■ TASK DESCRIPTION ■
Reproduce each line that includes the word "Becky".

■ DATA SECTION ■
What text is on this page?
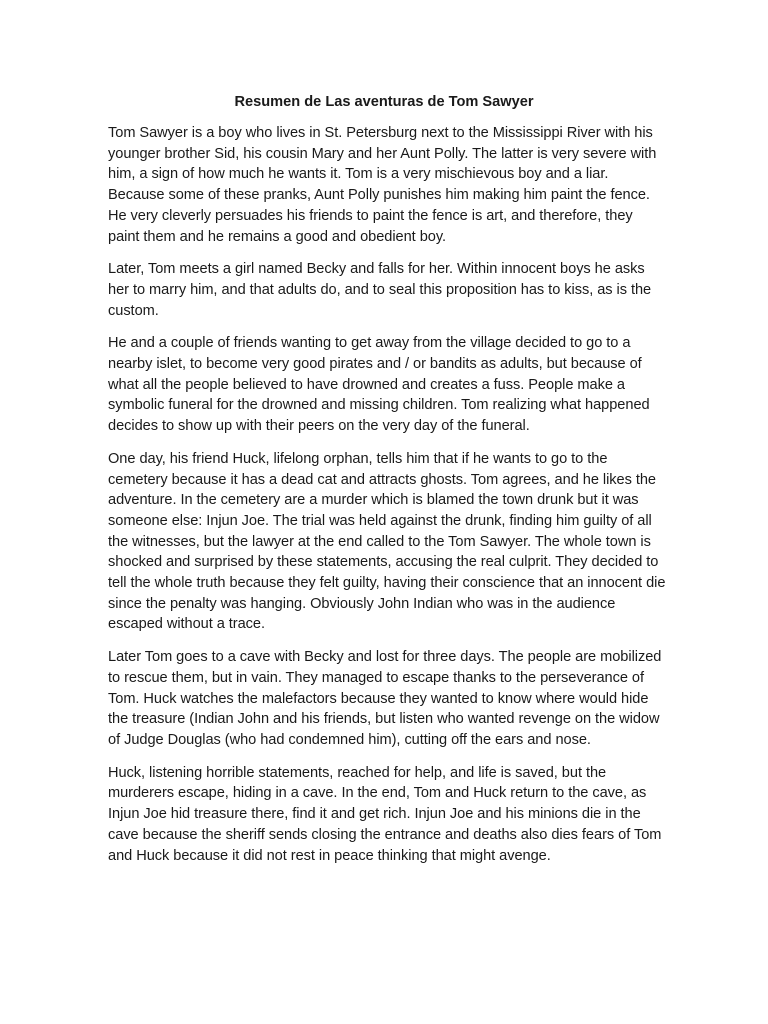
Resumen de Las aventuras de Tom Sawyer

Tom Sawyer is a boy who lives in St. Petersburg next to the Mississippi River with his younger brother Sid, his cousin Mary and her Aunt Polly. The latter is very severe with him, a sign of how much he wants it. Tom is a very mischievous boy and a liar. Because some of these pranks, Aunt Polly punishes him making him paint the fence. He very cleverly persuades his friends to paint the fence is art, and therefore, they paint them and he remains a good and obedient boy.

Later, Tom meets a girl named Becky and falls for her. Within innocent boys he asks her to marry him, and that adults do, and to seal this proposition has to kiss, as is the custom.

He and a couple of friends wanting to get away from the village decided to go to a nearby islet, to become very good pirates and / or bandits as adults, but because of what all the people believed to have drowned and creates a fuss. People make a symbolic funeral for the drowned and missing children. Tom realizing what happened decides to show up with their peers on the very day of the funeral.

One day, his friend Huck, lifelong orphan, tells him that if he wants to go to the cemetery because it has a dead cat and attracts ghosts. Tom agrees, and he likes the adventure. In the cemetery are a murder which is blamed the town drunk but it was someone else: Injun Joe. The trial was held against the drunk, finding him guilty of all the witnesses, but the lawyer at the end called to the Tom Sawyer. The whole town is shocked and surprised by these statements, accusing the real culprit. They decided to tell the whole truth because they felt guilty, having their conscience that an innocent die since the penalty was hanging. Obviously John Indian who was in the audience escaped without a trace.

Later Tom goes to a cave with Becky and lost for three days. The people are mobilized to rescue them, but in vain. They managed to escape thanks to the perseverance of Tom. Huck watches the malefactors because they wanted to know where would hide the treasure (Indian John and his friends, but listen who wanted revenge on the widow of Judge Douglas (who had condemned him), cutting off the ears and nose.

Huck, listening horrible statements, reached for help, and life is saved, but the murderers escape, hiding in a cave. In the end, Tom and Huck return to the cave, as Injun Joe hid treasure there, find it and get rich. Injun Joe and his minions die in the cave because the sheriff sends closing the entrance and deaths also dies fears of Tom and Huck because it did not rest in peace thinking that might avenge.
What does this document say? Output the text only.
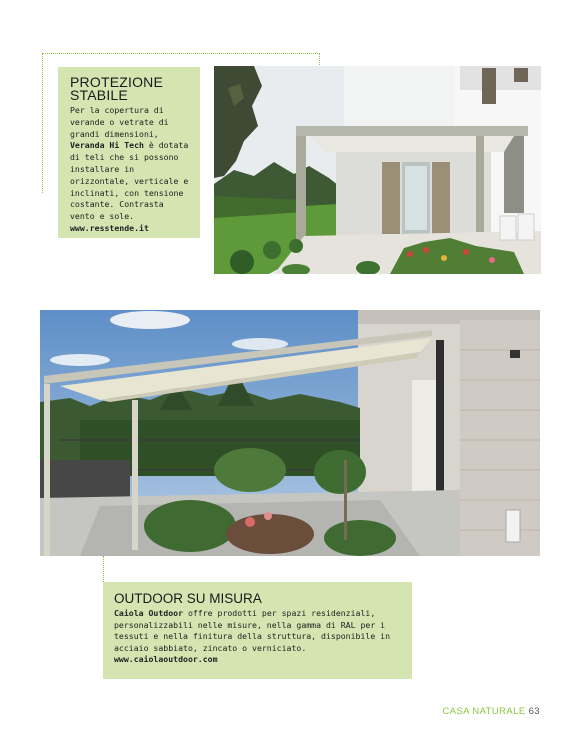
PROTEZIONE STABILE

Per la copertura di verande o vetrate di grandi dimensioni, Veranda Hi Tech è dotata di teli che si possono installare in orizzontale, verticale e inclinati, con tensione costante. Contrasta vento e sole. www.resstende.it

OUTDOOR SU MISURA

Caiola Outdoor offre prodotti per spazi residenziali, personalizzabili nelle misure, nella gamma di RAL per i tessuti e nella finitura della struttura, disponibile in acciaio sabbiato, zincato o verniciato.
www.caiolaoutdoor.com

CASA NATURALE 63
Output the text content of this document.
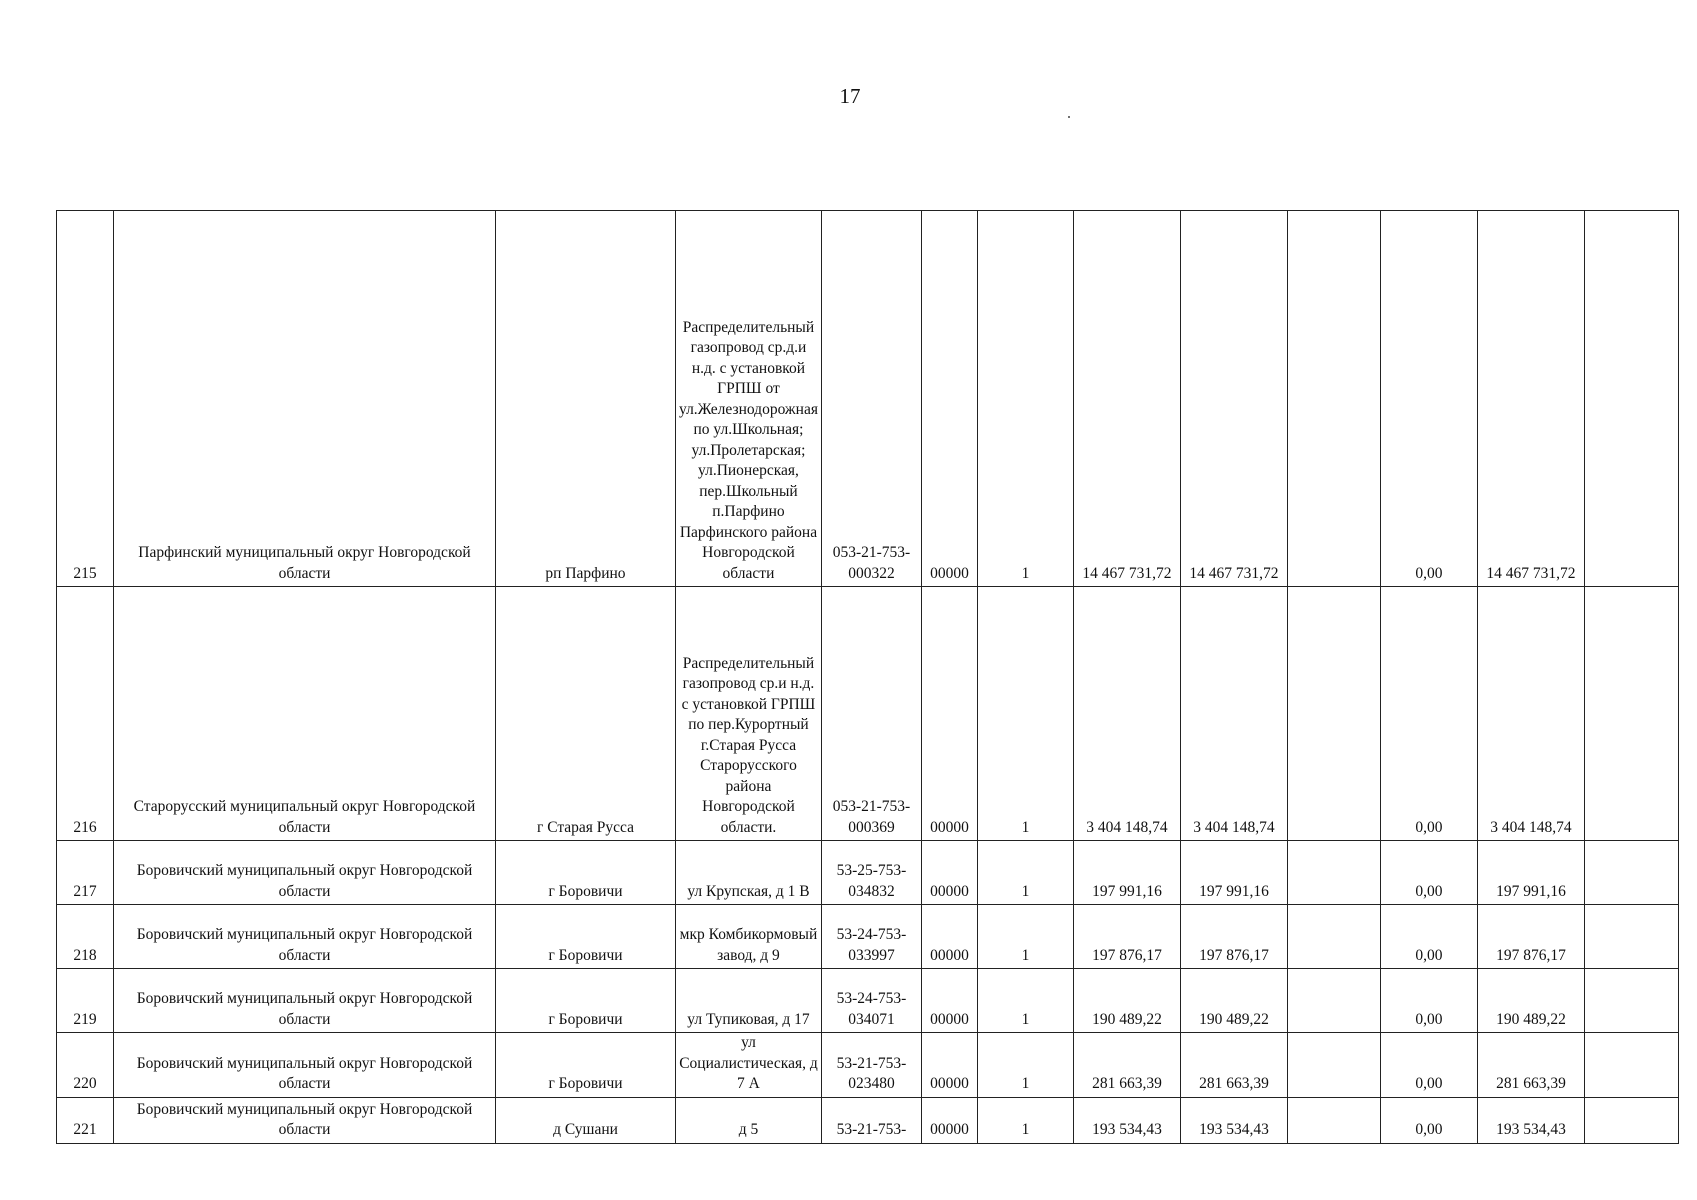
17
215	Парфинский муниципальный округ Новгородской области	рп Парфино	Распределительный газопровод ср.д.и н.д. с установкой ГРПШ от ул.Железнодорожная по ул.Школьная; ул.Пролетарская; ул.Пионерская, пер.Школьный п.Парфино Парфинского района Новгородской области	053-21-753-000322	00000	1	14 467 731,72	14 467 731,72		0,00	14 467 731,72	
216	Старорусский муниципальный округ Новгородской области	г Старая Русса	Распределительный газопровод ср.и н.д. с установкой ГРПШ по пер.Курортный г.Старая Русса Старорусского района Новгородской области.	053-21-753-000369	00000	1	3 404 148,74	3 404 148,74		0,00	3 404 148,74	
217	Боровичский муниципальный округ Новгородской области	г Боровичи	ул Крупская, д 1 В	53-25-753-034832	00000	1	197 991,16	197 991,16		0,00	197 991,16	
218	Боровичский муниципальный округ Новгородской области	г Боровичи	мкр Комбикормовый завод, д 9	53-24-753-033997	00000	1	197 876,17	197 876,17		0,00	197 876,17	
219	Боровичский муниципальный округ Новгородской области	г Боровичи	ул Тупиковая, д 17	53-24-753-034071	00000	1	190 489,22	190 489,22		0,00	190 489,22	
220	Боровичский муниципальный округ Новгородской области	г Боровичи	ул Социалистическая, д 7 А	53-21-753-023480	00000	1	281 663,39	281 663,39		0,00	281 663,39	
221	Боровичский муниципальный округ Новгородской области	д Сушани	д 5	53-21-753-	00000	1	193 534,43	193 534,43		0,00	193 534,43	
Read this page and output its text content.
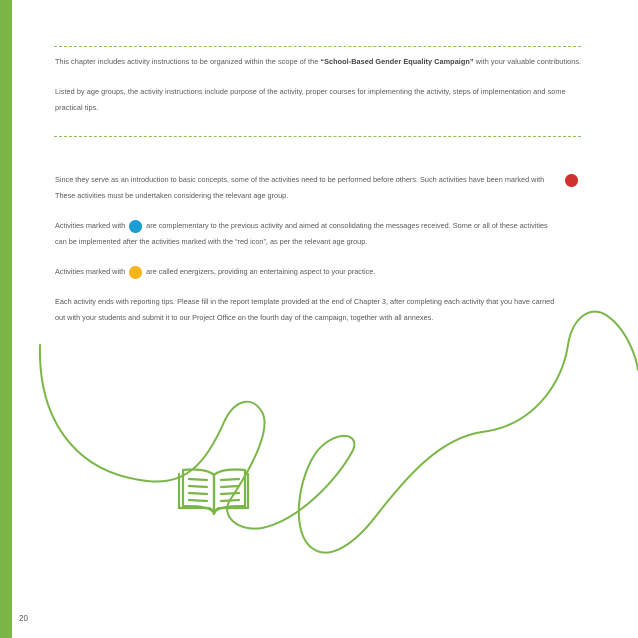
This chapter includes activity instructions to be organized within the scope of the “School-Based Gender Equality Campaign” with your valuable contributions.

Listed by age groups, the activity instructions include purpose of the activity, proper courses for implementing the activity, steps of implementation and some practical tips.

Since they serve as an introduction to basic concepts, some of the activities need to be performed before others. Such activities have been marked with

These activities must be undertaken considering the relevant age group.

Activities marked with	are complementary to the previous activity and aimed at consolidating the messages received. Some or all of these activities

can be implemented after the activities marked with the “red icon”, as per the relevant age group.

Activities marked with	are called energizers, providing an entertaining aspect to your practice.

Each activity ends with reporting tips. Please fill in the report template provided at the end of Chapter 3, after completing each activity that you have carried

out with your students and submit it to our Project Office on the fourth day of the campaign, together with all annexes.

20
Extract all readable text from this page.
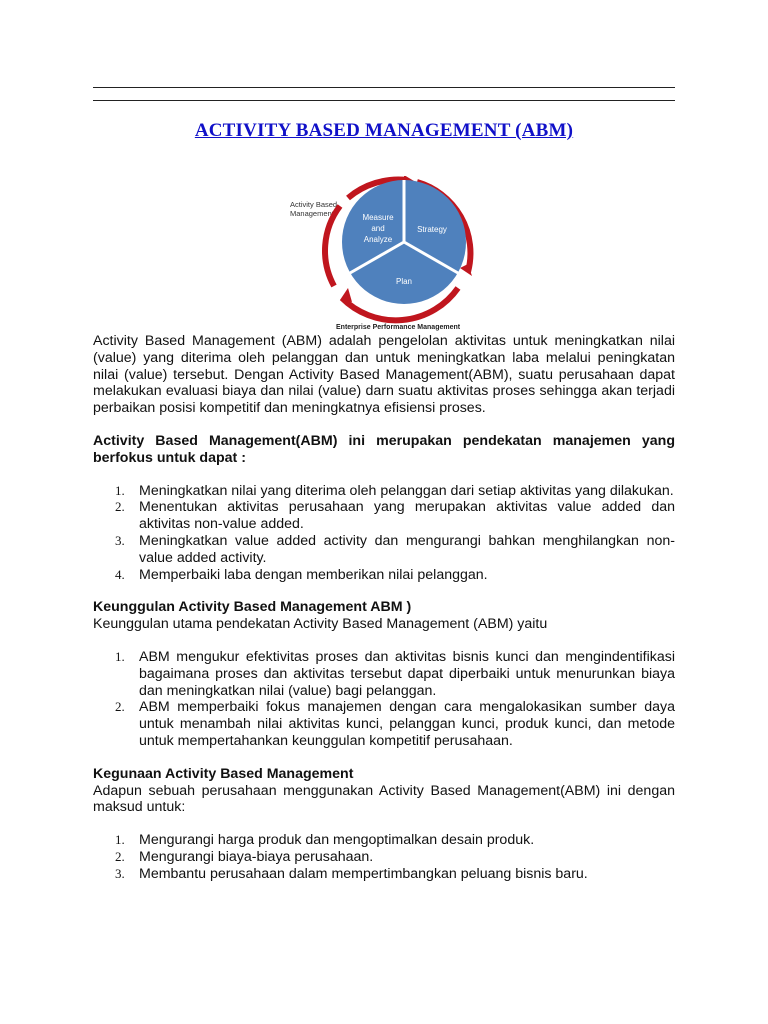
ACTIVITY BASED MANAGEMENT (ABM)
Activity Based Management	Measure
and
Analyze
Strategy
Plan
Enterprise Performance Management

Activity Based Management (ABM) adalah pengelolan aktivitas untuk meningkatkan nilai (value) yang diterima oleh pelanggan dan untuk meningkatkan laba melalui peningkatan nilai (value) tersebut. Dengan Activity Based Management(ABM), suatu perusahaan dapat melakukan evaluasi biaya dan nilai (value) darn suatu aktivitas proses sehingga akan terjadi perbaikan posisi kompetitif dan meningkatnya efisiensi proses.

Activity Based Management(ABM) ini merupakan pendekatan manajemen yang berfokus untuk dapat :

1. Meningkatkan nilai yang diterima oleh pelanggan dari setiap aktivitas yang dilakukan.
2. Menentukan aktivitas perusahaan yang merupakan aktivitas value added dan aktivitas non-value added.
3. Meningkatkan value added activity dan mengurangi bahkan menghilangkan non-value added activity.
4. Memperbaiki laba dengan memberikan nilai pelanggan.

Keunggulan Activity Based Management ABM )

Keunggulan utama pendekatan Activity Based Management (ABM) yaitu

1. ABM mengukur efektivitas proses dan aktivitas bisnis kunci dan mengindentifikasi bagaimana proses dan aktivitas tersebut dapat diperbaiki untuk menurunkan biaya dan meningkatkan nilai (value) bagi pelanggan.
2. ABM memperbaiki fokus manajemen dengan cara mengalokasikan sumber daya untuk menambah nilai aktivitas kunci, pelanggan kunci, produk kunci, dan metode untuk mempertahankan keunggulan kompetitif perusahaan.

Kegunaan Activity Based Management

Adapun sebuah perusahaan menggunakan Activity Based Management(ABM) ini dengan maksud untuk:

1. Mengurangi harga produk dan mengoptimalkan desain produk.
2. Mengurangi biaya-biaya perusahaan.
3. Membantu perusahaan dalam mempertimbangkan peluang bisnis baru.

■ THE SOLUTION ■
Later, Tom meets a girl named Becky and falls for her. Within innocent boys he asks her to marry him, and that adults do, and to seal this proposition has to kiss, as is the custom.
Later Tom goes to a cave with Becky and lost for three days. The people are mobilized to rescue them, but in vain. They managed to escape thanks to the perseverance of Tom. Huck watches the malefactors because they wanted to know where would hide the treasure (Indian John and his friends, but listen who wanted revenge on the widow of Judge Douglas (who had condemned him), cutting off the ears and nose.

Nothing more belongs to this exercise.